__STATED GOAL__. Single out each line with the word "Thermal" and copy it.

[START OF RECORDED DATA]

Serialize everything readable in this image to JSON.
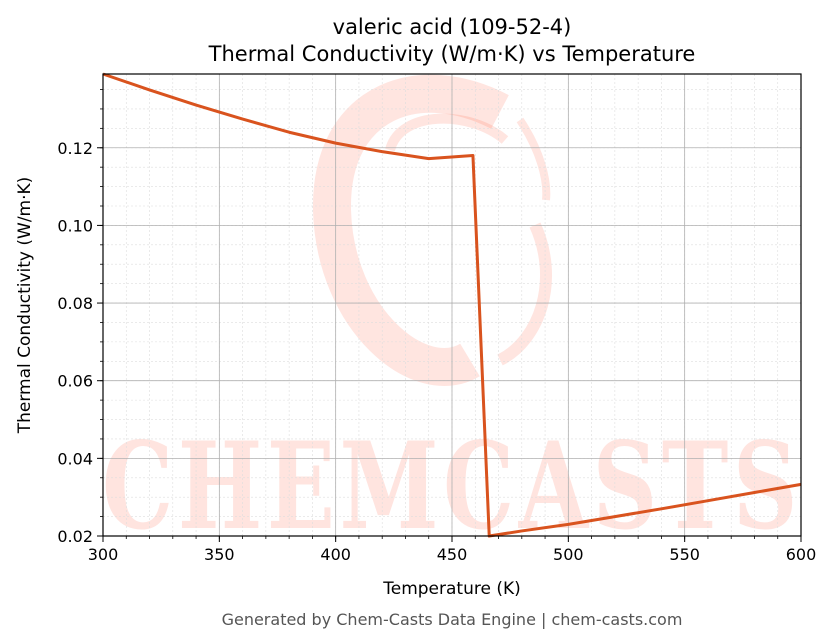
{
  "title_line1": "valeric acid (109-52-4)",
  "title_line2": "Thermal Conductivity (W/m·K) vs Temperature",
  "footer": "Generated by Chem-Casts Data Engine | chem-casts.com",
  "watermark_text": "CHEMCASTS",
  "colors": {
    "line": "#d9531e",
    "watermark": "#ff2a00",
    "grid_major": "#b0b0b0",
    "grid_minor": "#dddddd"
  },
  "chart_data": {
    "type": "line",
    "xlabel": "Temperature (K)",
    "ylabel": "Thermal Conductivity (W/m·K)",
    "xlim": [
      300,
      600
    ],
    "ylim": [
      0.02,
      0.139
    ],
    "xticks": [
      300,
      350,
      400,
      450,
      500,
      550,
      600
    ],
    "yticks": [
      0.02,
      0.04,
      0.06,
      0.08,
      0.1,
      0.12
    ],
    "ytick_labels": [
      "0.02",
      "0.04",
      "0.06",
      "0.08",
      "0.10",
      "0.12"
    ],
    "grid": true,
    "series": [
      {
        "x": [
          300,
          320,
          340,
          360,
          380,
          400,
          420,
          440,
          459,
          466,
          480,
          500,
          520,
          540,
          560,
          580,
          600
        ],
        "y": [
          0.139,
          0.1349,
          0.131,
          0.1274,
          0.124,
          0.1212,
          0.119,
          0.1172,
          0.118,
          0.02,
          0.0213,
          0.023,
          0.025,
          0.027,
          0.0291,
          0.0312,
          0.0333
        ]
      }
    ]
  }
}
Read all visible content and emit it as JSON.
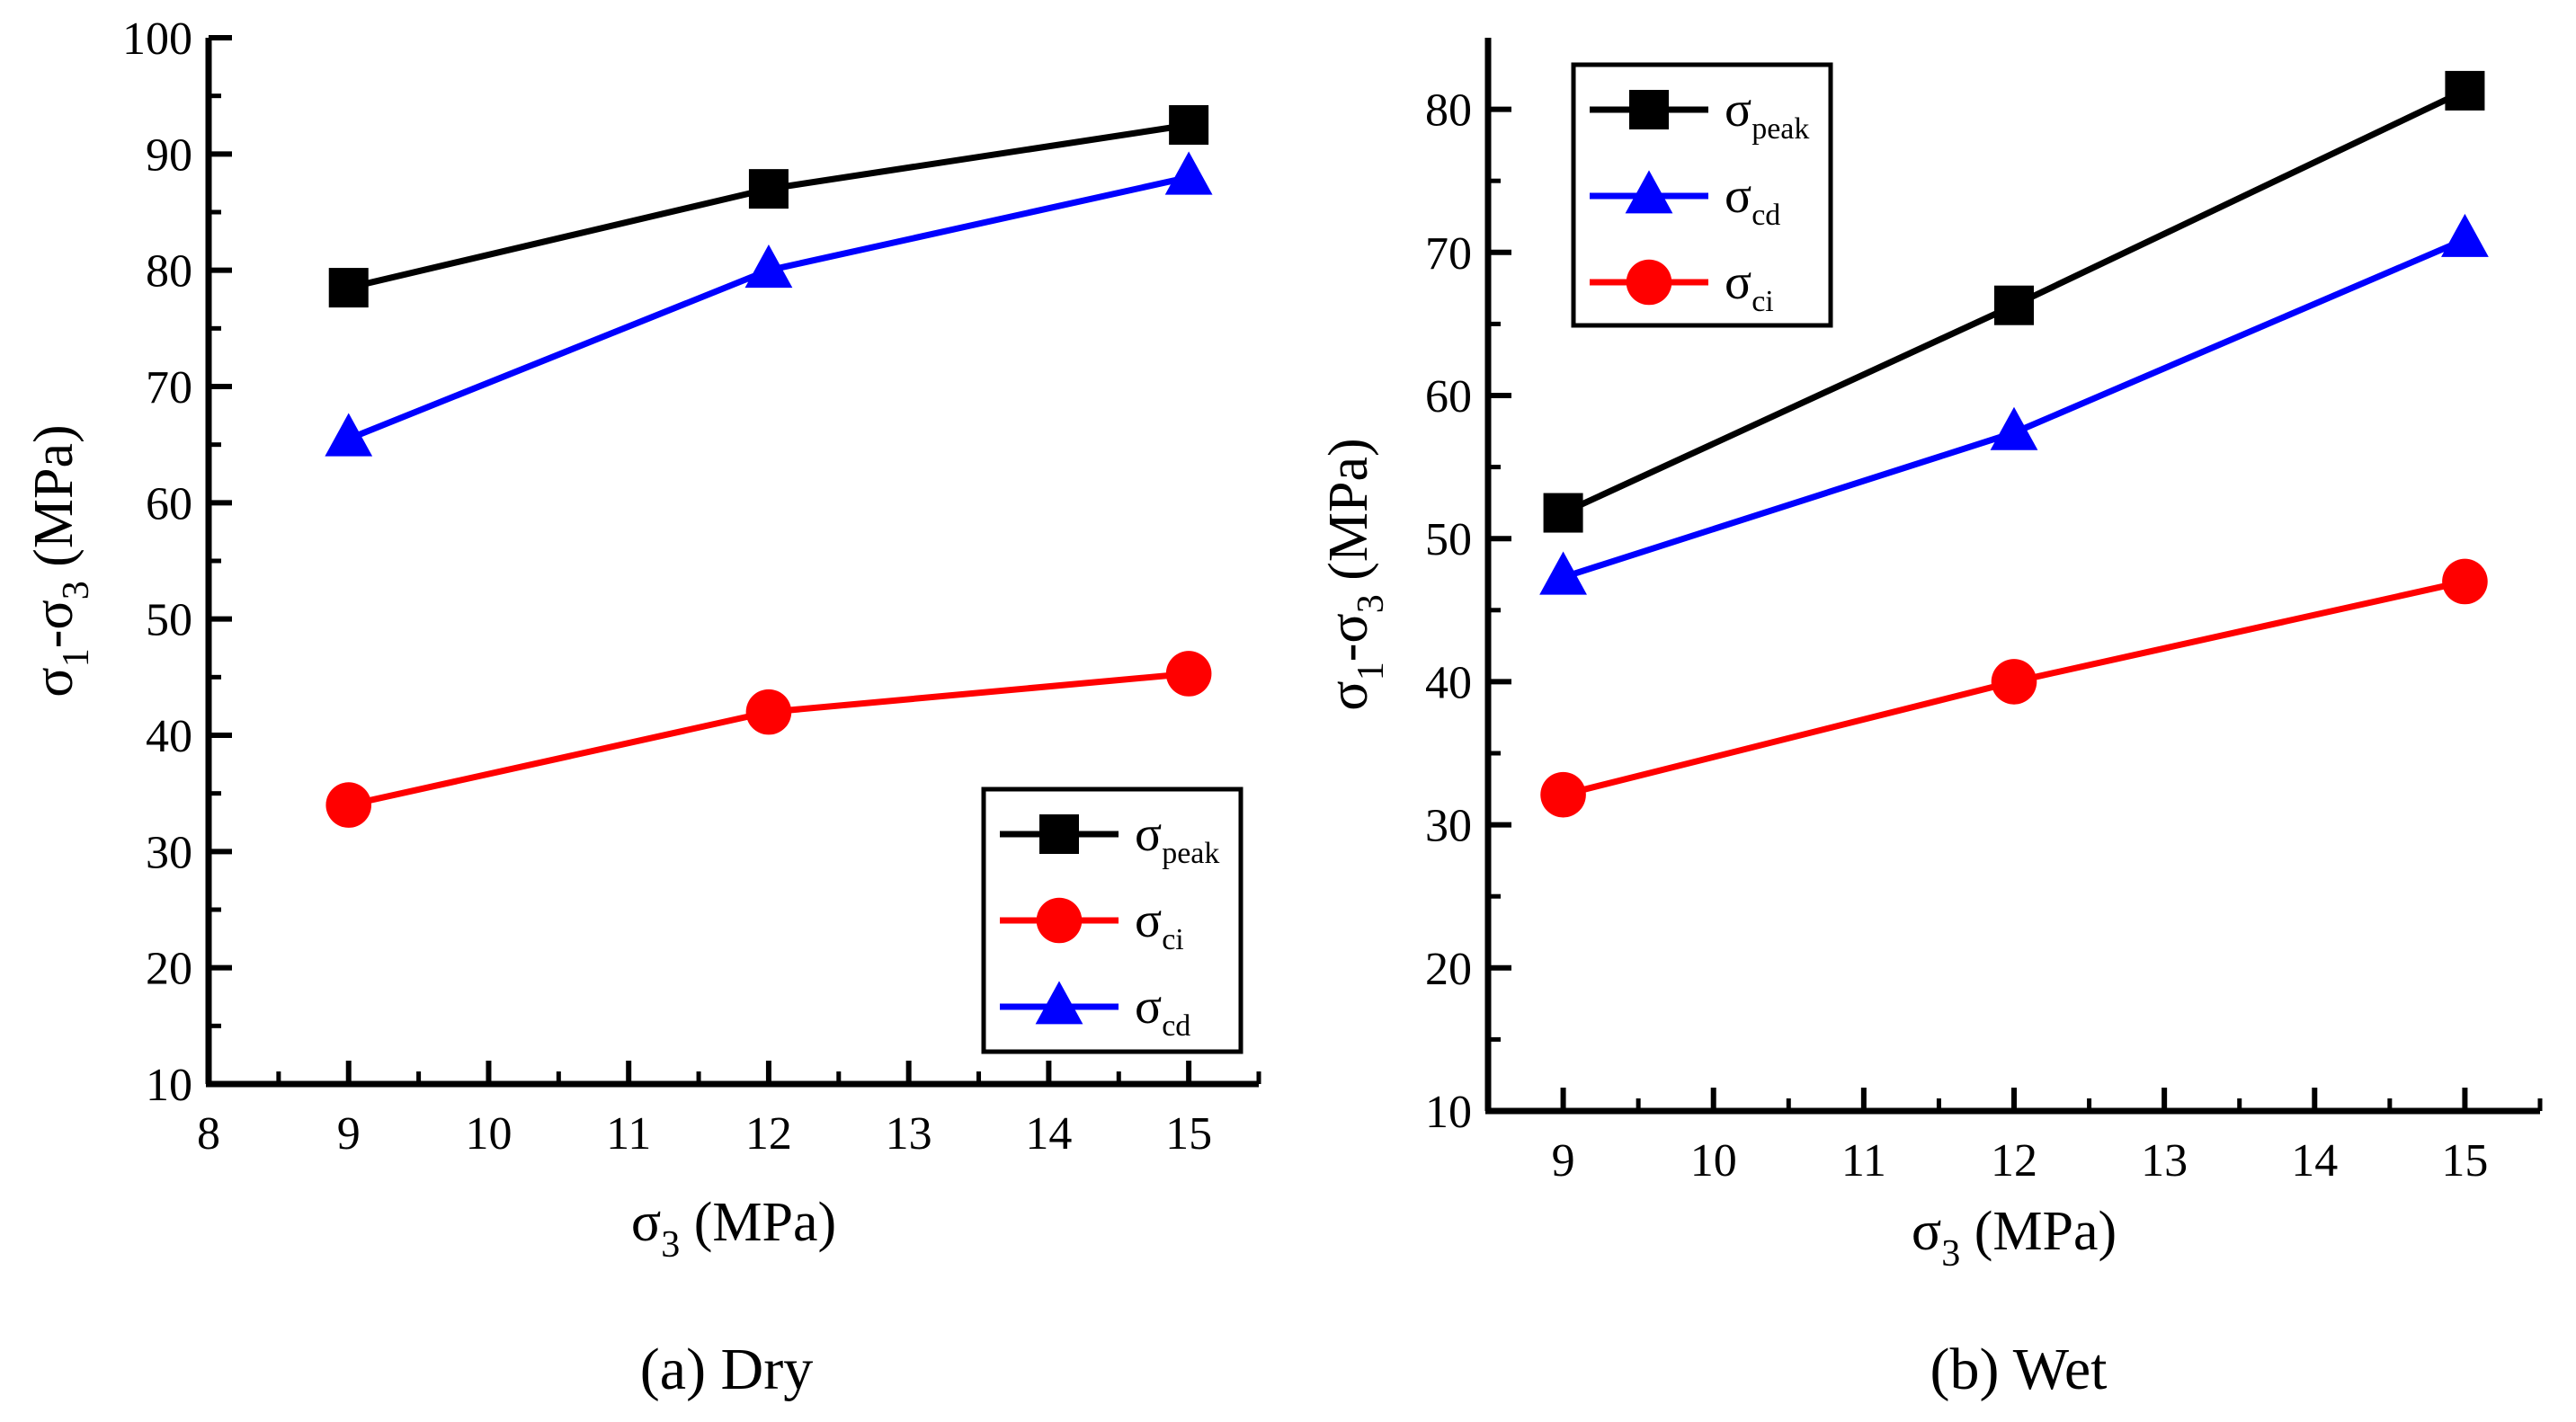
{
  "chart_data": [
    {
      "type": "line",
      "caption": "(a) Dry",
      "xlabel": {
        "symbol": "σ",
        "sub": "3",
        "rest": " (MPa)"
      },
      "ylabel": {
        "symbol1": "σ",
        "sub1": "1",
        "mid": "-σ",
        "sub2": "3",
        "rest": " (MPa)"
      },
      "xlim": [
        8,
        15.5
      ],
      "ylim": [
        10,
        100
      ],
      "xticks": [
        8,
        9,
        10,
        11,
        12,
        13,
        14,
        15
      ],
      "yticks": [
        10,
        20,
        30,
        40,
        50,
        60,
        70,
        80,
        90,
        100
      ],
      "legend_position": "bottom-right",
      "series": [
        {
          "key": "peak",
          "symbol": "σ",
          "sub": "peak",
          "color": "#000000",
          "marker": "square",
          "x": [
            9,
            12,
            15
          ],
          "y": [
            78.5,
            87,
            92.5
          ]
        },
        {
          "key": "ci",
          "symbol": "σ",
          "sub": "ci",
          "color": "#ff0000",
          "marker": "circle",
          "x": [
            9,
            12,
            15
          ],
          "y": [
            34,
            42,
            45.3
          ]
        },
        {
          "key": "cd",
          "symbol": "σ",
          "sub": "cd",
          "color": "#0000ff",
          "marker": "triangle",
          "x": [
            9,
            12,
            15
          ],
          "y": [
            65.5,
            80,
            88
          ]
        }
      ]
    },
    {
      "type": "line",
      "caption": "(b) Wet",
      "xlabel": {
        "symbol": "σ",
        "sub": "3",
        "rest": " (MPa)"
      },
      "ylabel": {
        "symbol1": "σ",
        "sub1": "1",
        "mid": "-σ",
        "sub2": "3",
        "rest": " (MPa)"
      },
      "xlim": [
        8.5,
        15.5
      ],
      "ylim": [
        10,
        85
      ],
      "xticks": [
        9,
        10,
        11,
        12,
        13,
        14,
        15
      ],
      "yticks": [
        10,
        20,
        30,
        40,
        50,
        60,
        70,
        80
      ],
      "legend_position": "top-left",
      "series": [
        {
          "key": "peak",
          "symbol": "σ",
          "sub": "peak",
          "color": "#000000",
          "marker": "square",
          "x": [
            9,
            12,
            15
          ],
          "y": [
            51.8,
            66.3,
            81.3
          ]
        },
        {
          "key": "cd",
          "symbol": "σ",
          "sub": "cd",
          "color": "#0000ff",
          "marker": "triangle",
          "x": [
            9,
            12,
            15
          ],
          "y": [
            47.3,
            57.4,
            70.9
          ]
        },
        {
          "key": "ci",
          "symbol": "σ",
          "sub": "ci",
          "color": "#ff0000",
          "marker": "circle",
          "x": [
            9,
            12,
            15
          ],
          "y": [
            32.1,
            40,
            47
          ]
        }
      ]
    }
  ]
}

[END OF RECORDED DATA]

__PROBLEM SOLUTION__.
  "title_line2": "Thermal Conductivity (W/m·K) vs Temperature",
    "ylabel": "Thermal Conductivity (W/m·K)",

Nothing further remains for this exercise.